▶ _GOAL_: Look for "SunTronic" in the listing below. Gather each line that contains it.

::: DATA SUPPLIED :::

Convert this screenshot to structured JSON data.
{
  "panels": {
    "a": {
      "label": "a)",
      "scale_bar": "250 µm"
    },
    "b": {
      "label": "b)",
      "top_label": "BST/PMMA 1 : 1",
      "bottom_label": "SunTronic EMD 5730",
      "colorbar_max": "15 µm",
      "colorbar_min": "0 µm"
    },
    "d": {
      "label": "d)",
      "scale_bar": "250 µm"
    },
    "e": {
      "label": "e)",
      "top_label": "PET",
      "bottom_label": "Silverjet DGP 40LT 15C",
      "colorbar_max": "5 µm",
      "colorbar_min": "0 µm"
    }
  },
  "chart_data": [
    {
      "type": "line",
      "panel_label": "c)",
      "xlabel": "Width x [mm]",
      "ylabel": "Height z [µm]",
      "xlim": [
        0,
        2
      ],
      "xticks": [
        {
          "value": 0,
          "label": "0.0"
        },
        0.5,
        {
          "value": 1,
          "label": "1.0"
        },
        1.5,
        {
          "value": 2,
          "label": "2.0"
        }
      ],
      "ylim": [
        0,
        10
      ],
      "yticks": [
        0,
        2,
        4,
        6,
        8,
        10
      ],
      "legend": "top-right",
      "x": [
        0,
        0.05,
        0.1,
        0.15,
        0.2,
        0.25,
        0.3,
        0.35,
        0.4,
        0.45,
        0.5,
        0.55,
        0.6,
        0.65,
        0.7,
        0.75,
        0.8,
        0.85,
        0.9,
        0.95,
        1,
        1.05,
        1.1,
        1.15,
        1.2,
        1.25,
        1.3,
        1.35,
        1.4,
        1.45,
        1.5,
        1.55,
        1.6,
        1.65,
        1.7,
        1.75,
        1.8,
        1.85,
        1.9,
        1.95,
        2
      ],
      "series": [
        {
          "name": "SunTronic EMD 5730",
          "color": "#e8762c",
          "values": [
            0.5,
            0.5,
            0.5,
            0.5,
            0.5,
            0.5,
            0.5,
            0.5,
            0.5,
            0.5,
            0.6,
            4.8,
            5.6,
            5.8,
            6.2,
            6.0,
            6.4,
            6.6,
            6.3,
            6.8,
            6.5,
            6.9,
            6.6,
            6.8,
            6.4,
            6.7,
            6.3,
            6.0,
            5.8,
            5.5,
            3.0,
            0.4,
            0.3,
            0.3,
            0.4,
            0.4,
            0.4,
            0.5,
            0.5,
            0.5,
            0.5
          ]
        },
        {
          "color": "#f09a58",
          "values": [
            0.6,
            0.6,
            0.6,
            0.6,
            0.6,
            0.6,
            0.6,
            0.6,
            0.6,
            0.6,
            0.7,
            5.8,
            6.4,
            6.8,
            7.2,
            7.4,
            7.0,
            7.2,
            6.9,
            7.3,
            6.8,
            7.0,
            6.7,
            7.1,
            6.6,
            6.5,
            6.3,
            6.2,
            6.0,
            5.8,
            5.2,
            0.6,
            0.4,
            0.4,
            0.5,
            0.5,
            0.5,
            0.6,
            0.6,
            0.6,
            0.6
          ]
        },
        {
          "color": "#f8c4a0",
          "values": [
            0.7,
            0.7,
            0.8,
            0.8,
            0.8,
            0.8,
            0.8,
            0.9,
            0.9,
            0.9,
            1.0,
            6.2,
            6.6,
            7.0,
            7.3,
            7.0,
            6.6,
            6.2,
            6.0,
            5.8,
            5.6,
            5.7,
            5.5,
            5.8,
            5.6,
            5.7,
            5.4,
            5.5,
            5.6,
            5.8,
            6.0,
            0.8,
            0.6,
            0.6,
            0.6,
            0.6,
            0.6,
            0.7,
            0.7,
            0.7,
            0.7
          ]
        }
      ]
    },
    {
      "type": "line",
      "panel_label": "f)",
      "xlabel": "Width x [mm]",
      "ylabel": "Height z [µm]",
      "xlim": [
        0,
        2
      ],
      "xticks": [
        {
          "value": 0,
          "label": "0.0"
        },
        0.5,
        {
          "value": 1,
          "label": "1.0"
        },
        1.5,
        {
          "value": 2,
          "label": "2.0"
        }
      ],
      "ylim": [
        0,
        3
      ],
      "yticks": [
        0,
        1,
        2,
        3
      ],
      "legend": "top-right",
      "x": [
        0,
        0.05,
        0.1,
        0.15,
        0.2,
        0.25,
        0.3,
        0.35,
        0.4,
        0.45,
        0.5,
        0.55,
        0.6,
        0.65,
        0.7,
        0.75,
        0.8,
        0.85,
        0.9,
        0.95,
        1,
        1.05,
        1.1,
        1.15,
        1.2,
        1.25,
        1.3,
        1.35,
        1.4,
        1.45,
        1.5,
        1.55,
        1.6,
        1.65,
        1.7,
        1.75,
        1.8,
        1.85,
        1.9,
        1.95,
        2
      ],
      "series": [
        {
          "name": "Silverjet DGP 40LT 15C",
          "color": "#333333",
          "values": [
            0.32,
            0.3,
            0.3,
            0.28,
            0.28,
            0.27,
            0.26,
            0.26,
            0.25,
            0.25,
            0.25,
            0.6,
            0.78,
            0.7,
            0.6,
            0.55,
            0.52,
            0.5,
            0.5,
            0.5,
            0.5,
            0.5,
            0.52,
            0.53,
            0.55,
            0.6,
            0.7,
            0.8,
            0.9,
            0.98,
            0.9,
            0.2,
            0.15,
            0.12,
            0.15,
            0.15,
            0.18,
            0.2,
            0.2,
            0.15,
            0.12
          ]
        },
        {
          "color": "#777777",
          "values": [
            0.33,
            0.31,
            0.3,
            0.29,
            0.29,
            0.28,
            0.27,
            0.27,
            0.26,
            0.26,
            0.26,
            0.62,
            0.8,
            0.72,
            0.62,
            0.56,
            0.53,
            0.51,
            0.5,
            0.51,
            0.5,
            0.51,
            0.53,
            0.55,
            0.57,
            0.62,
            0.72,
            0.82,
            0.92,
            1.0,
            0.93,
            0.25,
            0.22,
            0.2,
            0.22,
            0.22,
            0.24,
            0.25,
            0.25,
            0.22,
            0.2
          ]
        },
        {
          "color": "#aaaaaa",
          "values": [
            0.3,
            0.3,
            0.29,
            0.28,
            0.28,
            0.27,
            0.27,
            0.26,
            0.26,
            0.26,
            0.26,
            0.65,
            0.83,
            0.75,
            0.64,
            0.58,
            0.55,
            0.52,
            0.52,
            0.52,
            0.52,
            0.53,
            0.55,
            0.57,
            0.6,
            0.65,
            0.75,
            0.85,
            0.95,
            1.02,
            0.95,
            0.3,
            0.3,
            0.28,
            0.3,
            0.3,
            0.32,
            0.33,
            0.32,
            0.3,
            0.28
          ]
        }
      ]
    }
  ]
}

:::

▶ _REPLY_:
      "bottom_label": "SunTronic EMD 5730",
          "name": "SunTronic EMD 5730",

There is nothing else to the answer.